-- start of LISTING --

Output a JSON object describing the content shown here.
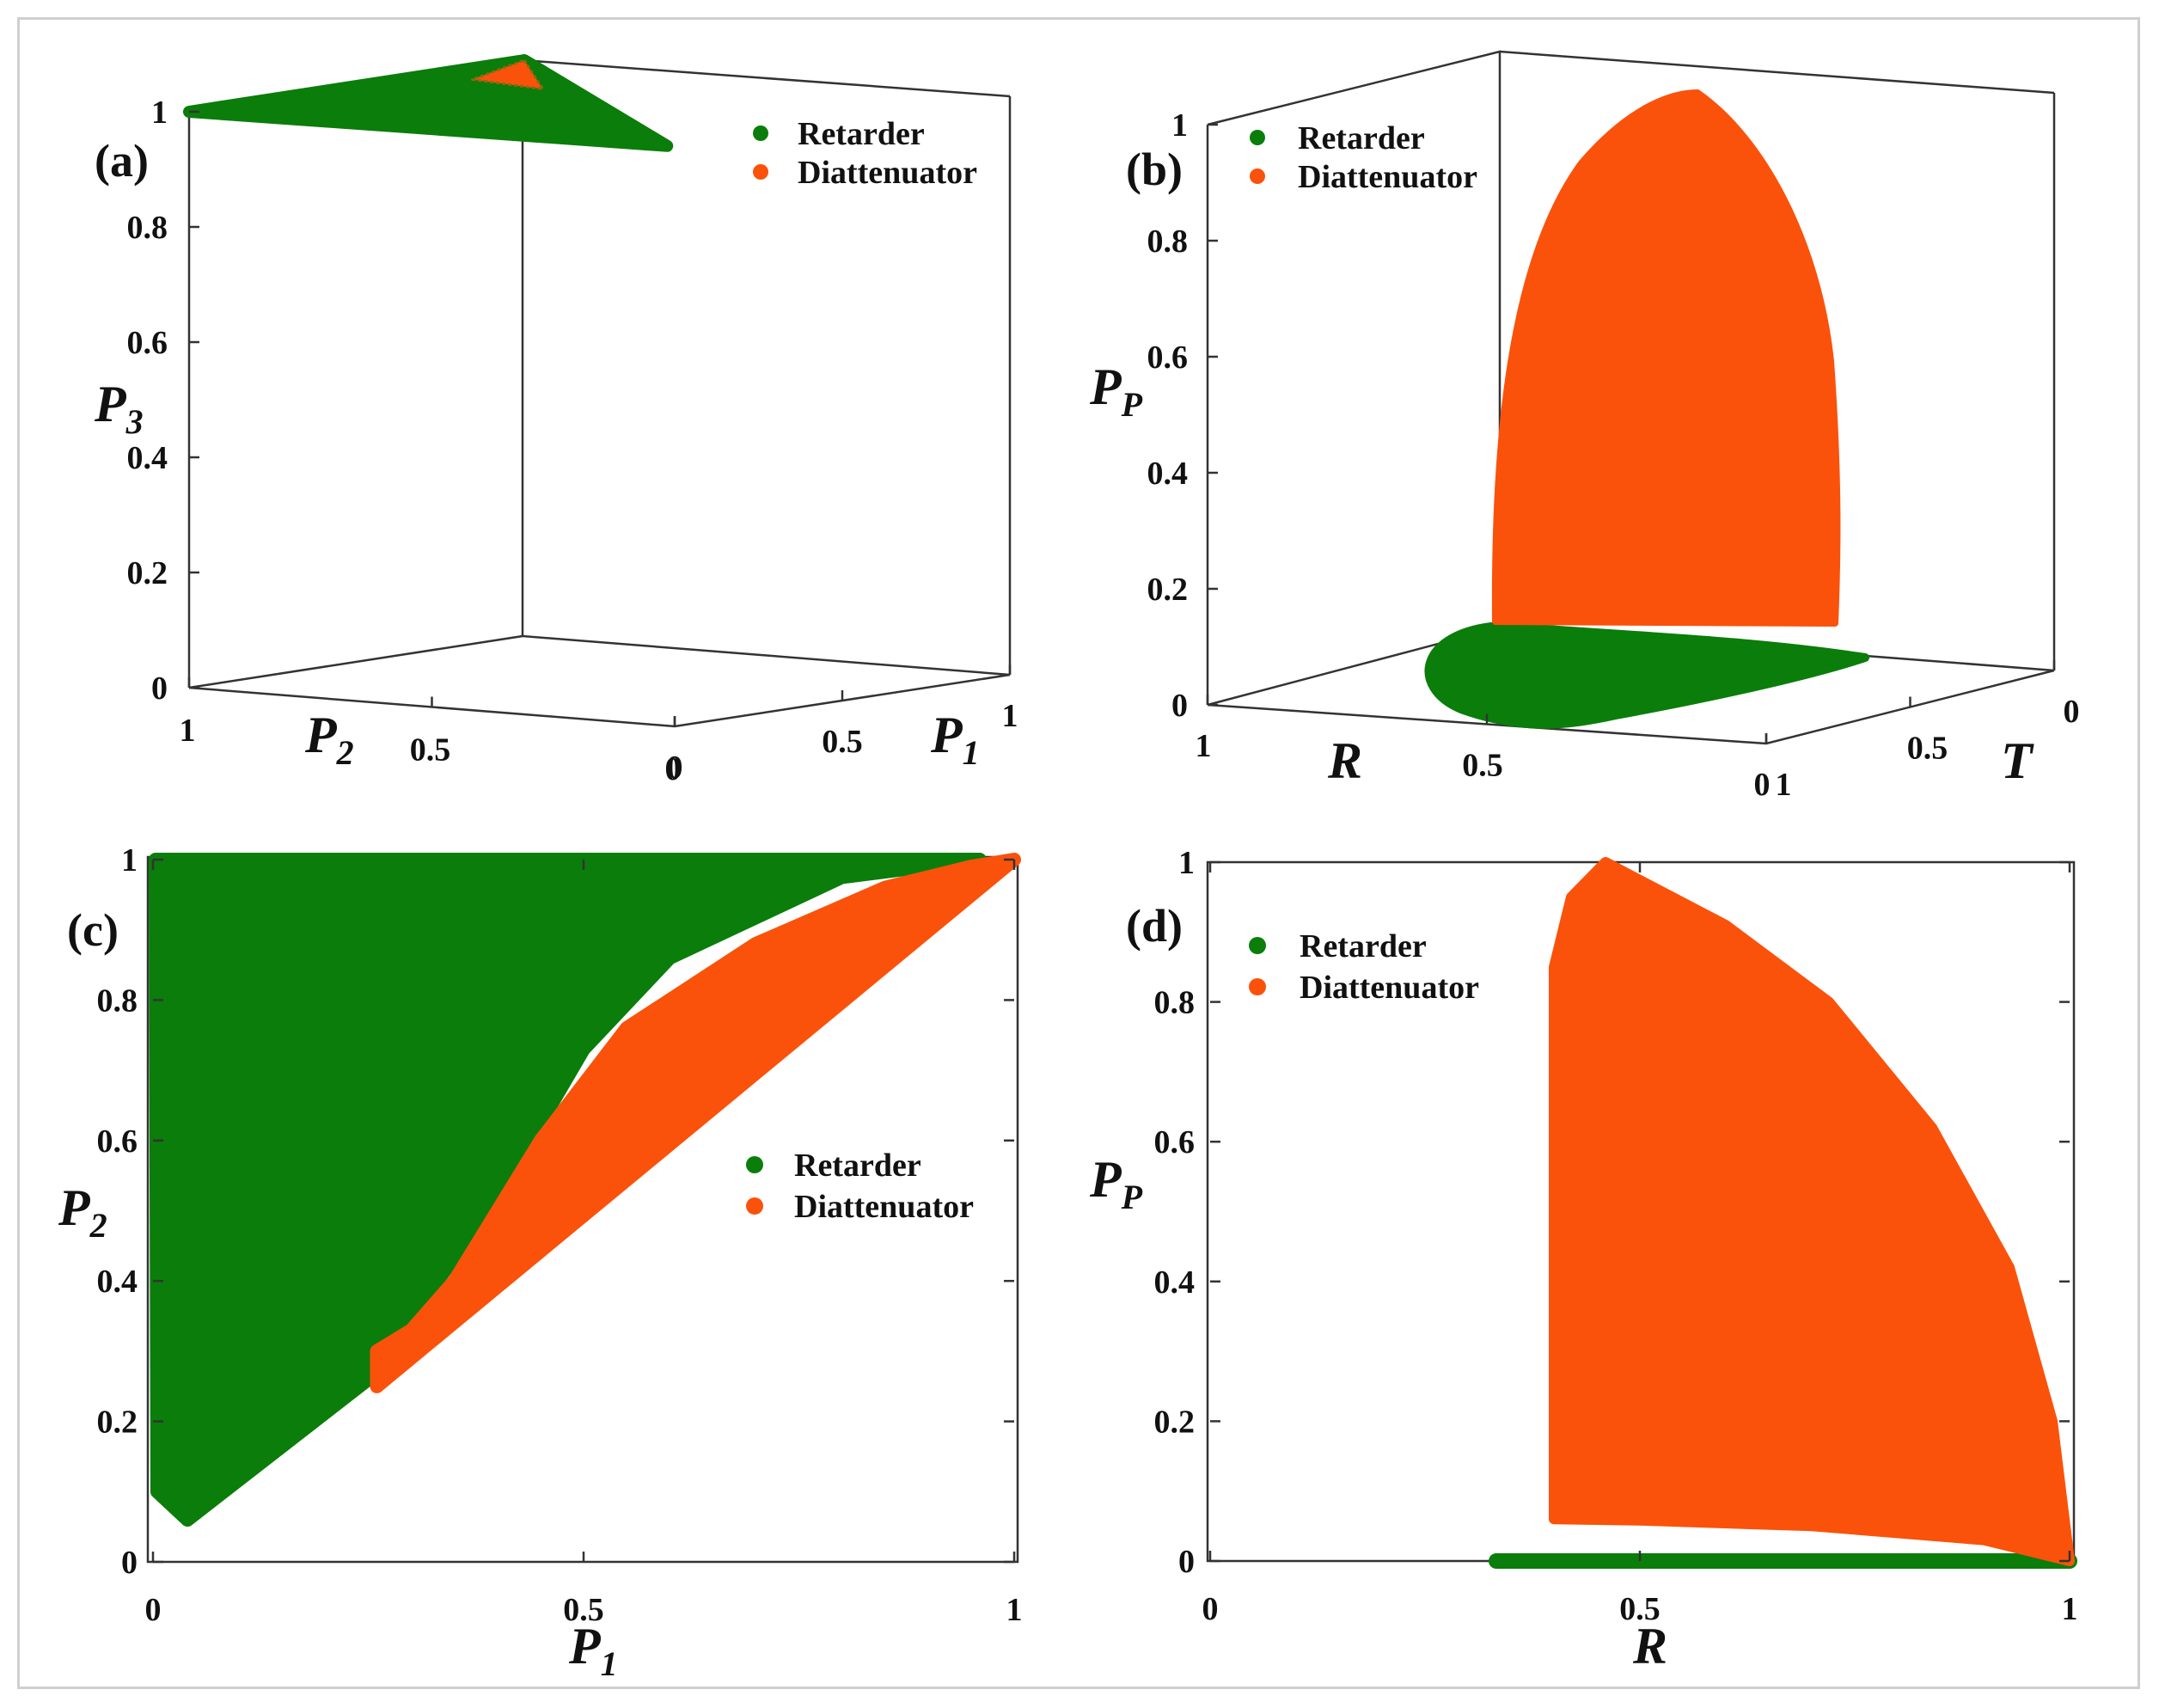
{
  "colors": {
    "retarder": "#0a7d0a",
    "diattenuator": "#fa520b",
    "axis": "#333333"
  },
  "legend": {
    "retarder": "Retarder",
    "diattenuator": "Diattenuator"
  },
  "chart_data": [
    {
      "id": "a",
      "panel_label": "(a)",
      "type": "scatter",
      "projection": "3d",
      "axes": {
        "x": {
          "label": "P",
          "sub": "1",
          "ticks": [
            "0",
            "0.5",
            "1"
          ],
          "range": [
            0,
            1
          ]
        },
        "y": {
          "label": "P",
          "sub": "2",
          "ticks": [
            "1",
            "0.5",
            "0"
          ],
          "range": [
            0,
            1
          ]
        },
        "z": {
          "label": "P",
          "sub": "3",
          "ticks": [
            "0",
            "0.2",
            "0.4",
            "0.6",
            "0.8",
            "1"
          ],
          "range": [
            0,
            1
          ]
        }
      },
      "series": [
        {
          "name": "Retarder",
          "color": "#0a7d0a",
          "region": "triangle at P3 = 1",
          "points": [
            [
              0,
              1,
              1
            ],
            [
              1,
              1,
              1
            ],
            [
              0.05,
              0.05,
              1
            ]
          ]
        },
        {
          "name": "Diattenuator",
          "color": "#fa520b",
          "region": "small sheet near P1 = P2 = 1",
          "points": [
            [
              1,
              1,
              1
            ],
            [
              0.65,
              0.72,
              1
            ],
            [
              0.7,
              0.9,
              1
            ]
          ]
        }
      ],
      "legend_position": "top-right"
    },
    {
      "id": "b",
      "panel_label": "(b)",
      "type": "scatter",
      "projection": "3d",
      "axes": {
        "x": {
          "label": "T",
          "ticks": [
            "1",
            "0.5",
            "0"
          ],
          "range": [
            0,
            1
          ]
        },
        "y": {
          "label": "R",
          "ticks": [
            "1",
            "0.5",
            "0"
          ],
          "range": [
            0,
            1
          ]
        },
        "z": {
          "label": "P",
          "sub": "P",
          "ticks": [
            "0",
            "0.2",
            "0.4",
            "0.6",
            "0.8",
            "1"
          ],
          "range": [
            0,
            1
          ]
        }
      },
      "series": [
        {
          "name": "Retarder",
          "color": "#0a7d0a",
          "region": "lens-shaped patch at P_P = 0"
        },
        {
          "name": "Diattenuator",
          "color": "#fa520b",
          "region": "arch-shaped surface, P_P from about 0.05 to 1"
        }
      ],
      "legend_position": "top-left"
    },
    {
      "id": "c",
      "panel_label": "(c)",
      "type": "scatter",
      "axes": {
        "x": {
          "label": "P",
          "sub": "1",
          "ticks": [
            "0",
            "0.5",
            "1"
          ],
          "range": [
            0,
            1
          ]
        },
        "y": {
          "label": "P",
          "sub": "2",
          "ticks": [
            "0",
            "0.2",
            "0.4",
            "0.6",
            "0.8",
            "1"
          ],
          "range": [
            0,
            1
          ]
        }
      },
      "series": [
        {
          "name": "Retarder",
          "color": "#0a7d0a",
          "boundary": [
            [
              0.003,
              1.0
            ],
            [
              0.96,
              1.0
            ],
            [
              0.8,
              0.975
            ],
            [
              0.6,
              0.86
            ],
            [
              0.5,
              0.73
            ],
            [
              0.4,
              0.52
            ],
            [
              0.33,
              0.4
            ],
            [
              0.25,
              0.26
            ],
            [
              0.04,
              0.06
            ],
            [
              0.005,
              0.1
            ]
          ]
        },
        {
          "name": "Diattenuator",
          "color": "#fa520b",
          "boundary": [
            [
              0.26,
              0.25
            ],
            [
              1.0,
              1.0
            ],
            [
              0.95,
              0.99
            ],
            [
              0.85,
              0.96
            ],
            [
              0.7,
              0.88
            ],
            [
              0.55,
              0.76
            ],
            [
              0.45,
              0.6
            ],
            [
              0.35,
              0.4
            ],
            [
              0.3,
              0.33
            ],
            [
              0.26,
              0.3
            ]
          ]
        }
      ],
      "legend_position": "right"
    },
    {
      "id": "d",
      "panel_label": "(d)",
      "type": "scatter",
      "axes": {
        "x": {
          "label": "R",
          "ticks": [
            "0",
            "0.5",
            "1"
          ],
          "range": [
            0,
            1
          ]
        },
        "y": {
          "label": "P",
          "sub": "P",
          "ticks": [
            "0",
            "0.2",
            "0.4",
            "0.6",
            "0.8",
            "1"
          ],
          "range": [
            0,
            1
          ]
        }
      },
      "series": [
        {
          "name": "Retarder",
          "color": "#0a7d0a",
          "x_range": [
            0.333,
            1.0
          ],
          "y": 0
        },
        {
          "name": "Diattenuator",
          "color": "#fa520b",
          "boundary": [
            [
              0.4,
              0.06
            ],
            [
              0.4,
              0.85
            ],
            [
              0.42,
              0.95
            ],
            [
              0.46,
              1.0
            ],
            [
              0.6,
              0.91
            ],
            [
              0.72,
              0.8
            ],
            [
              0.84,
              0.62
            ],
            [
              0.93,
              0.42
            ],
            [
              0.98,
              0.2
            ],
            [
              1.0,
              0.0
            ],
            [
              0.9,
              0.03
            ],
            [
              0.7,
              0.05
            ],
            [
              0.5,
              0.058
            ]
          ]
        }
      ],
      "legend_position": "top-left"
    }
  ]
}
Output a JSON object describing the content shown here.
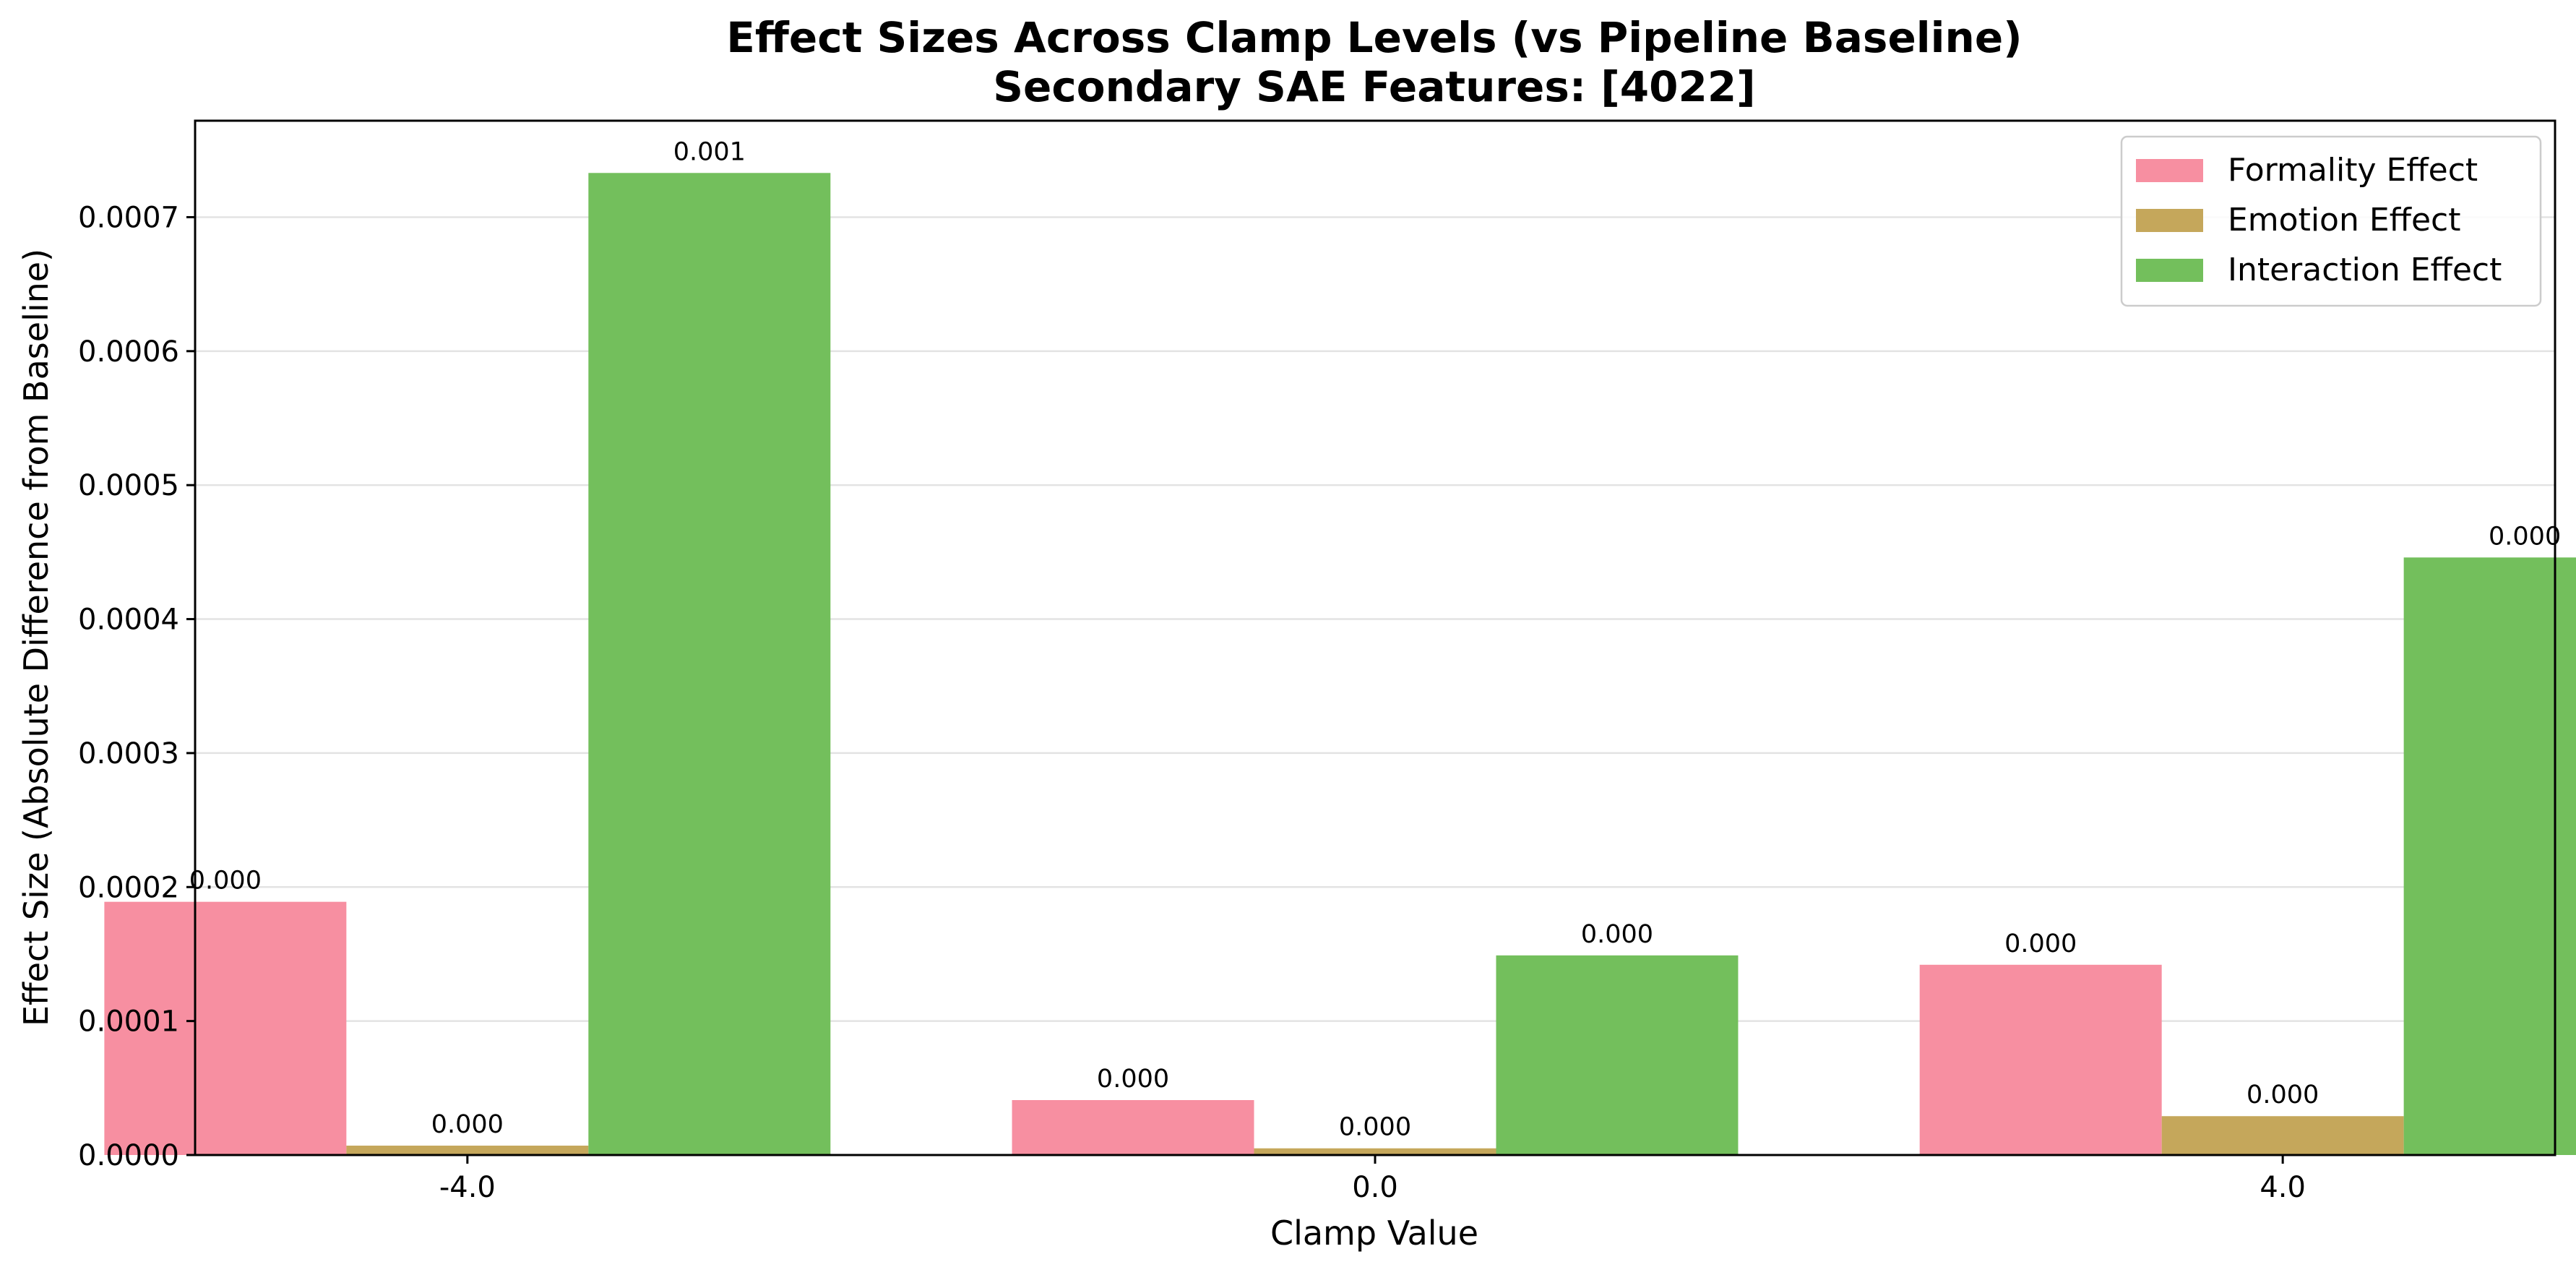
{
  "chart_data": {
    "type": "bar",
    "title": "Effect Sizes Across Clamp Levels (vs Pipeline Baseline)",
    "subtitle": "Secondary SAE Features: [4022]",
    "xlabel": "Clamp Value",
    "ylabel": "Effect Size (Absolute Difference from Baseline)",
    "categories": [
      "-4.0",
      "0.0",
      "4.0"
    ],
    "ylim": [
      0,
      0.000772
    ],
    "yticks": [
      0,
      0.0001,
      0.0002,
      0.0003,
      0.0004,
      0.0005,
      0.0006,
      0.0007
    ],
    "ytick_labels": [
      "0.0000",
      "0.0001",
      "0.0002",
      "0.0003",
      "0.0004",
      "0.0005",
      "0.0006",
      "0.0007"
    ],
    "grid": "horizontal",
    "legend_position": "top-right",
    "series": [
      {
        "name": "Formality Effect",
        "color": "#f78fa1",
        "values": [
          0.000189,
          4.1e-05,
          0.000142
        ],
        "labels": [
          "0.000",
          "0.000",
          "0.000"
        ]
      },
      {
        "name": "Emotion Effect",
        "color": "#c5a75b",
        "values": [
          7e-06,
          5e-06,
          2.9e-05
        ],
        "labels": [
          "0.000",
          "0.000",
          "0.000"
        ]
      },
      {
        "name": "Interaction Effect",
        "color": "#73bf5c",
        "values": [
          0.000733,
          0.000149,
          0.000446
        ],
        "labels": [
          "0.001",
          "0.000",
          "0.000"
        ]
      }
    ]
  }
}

-- end of LISTING --

* **YOUR INSTRUCTIONS**
Pick out the lines containing the word "from" and show them.

* **SOLUTION BELOW**
          "region": "arch-shaped surface, P_P from about 0.05 to 1"
    "ylabel": "Effect Size (Absolute Difference from Baseline)",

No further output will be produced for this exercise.